→ **Records for the exercise**

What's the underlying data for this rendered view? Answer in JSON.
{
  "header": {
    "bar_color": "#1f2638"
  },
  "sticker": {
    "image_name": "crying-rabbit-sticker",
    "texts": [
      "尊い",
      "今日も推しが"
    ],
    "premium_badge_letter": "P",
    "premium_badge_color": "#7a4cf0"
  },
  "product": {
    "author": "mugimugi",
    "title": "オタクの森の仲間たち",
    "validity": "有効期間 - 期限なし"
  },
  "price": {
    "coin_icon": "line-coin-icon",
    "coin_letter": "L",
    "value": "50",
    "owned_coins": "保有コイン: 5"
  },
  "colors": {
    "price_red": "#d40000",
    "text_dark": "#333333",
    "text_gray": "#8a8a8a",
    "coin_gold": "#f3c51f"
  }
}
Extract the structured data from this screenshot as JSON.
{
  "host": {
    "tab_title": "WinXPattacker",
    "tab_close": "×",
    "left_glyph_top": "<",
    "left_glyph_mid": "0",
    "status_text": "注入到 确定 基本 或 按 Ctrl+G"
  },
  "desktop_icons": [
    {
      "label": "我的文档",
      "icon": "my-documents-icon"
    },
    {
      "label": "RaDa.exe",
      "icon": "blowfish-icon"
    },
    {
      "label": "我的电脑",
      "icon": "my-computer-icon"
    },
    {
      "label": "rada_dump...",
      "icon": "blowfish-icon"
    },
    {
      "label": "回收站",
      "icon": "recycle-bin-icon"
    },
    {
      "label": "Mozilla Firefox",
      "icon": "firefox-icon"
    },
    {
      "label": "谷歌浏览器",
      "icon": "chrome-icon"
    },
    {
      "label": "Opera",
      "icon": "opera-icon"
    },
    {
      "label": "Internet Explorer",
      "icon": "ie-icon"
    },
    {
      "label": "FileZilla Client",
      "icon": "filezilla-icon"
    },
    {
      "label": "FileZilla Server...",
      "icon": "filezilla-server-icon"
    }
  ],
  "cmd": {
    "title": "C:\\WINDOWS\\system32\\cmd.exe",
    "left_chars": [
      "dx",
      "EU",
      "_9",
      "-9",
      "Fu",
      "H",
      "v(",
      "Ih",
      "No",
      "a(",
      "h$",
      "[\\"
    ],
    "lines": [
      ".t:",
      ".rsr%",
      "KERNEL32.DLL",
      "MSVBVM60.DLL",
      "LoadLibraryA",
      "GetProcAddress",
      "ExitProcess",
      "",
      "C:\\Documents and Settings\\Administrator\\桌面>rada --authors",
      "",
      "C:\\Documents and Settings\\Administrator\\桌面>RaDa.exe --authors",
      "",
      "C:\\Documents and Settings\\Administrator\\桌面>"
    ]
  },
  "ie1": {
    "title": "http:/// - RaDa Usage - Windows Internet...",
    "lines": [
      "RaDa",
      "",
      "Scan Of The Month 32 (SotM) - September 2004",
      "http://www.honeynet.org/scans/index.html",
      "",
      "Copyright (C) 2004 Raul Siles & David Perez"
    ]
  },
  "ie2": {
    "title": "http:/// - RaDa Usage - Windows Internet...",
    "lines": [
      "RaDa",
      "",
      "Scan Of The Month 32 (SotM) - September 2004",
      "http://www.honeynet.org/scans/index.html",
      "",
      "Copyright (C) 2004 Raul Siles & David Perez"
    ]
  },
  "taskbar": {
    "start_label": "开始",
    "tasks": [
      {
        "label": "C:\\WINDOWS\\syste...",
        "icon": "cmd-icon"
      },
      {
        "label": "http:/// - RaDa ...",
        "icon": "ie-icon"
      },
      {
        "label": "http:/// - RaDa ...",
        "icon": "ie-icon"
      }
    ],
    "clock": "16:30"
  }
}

→ **Set task**
Here, the records must be output exactly and in full.

→ **Complete answer**
What's the underlying data for this rendered view? Answer in JSON.
{
  "header": {
    "bar_color": "#1f2638"
  },
  "sticker": {
    "image_name": "crying-rabbit-sticker",
    "texts": [
      "尊い",
      "今日も推しが"
    ],
    "premium_badge_letter": "P",
    "premium_badge_color": "#7a4cf0"
  },
  "product": {
    "author": "mugimugi",
    "title": "オタクの森の仲間たち",
    "validity": "有効期間 - 期限なし"
  },
  "price": {
    "coin_icon": "line-coin-icon",
    "coin_letter": "L",
    "value": "50",
    "owned_coins": "保有コイン: 5"
  },
  "colors": {
    "price_red": "#d40000",
    "text_dark": "#333333",
    "text_gray": "#8a8a8a",
    "coin_gold": "#f3c51f"
  }
}
Extract the structured data from this screenshot as JSON.
{
  "host": {
    "tab_title": "WinXPattacker",
    "tab_close": "×",
    "left_glyph_top": "<",
    "left_glyph_mid": "0",
    "status_text": "注入到 确定 基本 或 按 Ctrl+G"
  },
  "desktop_icons": [
    {
      "label": "我的文档",
      "icon": "my-documents-icon"
    },
    {
      "label": "RaDa.exe",
      "icon": "blowfish-icon"
    },
    {
      "label": "我的电脑",
      "icon": "my-computer-icon"
    },
    {
      "label": "rada_dump...",
      "icon": "blowfish-icon"
    },
    {
      "label": "回收站",
      "icon": "recycle-bin-icon"
    },
    {
      "label": "Mozilla Firefox",
      "icon": "firefox-icon"
    },
    {
      "label": "谷歌浏览器",
      "icon": "chrome-icon"
    },
    {
      "label": "Opera",
      "icon": "opera-icon"
    },
    {
      "label": "Internet Explorer",
      "icon": "ie-icon"
    },
    {
      "label": "FileZilla Client",
      "icon": "filezilla-icon"
    },
    {
      "label": "FileZilla Server...",
      "icon": "filezilla-server-icon"
    }
  ],
  "cmd": {
    "title": "C:\\WINDOWS\\system32\\cmd.exe",
    "left_chars": [
      "dx",
      "EU",
      "_9",
      "-9",
      "Fu",
      "H",
      "v(",
      "Ih",
      "No",
      "a(",
      "h$",
      "[\\"
    ],
    "lines": [
      ".t:",
      ".rsr%",
      "KERNEL32.DLL",
      "MSVBVM60.DLL",
      "LoadLibraryA",
      "GetProcAddress",
      "ExitProcess",
      "",
      "C:\\Documents and Settings\\Administrator\\桌面>rada --authors",
      "",
      "C:\\Documents and Settings\\Administrator\\桌面>RaDa.exe --authors",
      "",
      "C:\\Documents and Settings\\Administrator\\桌面>"
    ]
  },
  "ie1": {
    "title": "http:/// - RaDa Usage - Windows Internet...",
    "lines": [
      "RaDa",
      "",
      "Scan Of The Month 32 (SotM) - September 2004",
      "http://www.honeynet.org/scans/index.html",
      "",
      "Copyright (C) 2004 Raul Siles & David Perez"
    ]
  },
  "ie2": {
    "title": "http:/// - RaDa Usage - Windows Internet...",
    "lines": [
      "RaDa",
      "",
      "Scan Of The Month 32 (SotM) - September 2004",
      "http://www.honeynet.org/scans/index.html",
      "",
      "Copyright (C) 2004 Raul Siles & David Perez"
    ]
  },
  "taskbar": {
    "start_label": "开始",
    "tasks": [
      {
        "label": "C:\\WINDOWS\\syste...",
        "icon": "cmd-icon"
      },
      {
        "label": "http:/// - RaDa ...",
        "icon": "ie-icon"
      },
      {
        "label": "http:/// - RaDa ...",
        "icon": "ie-icon"
      }
    ],
    "clock": "16:30"
  }
}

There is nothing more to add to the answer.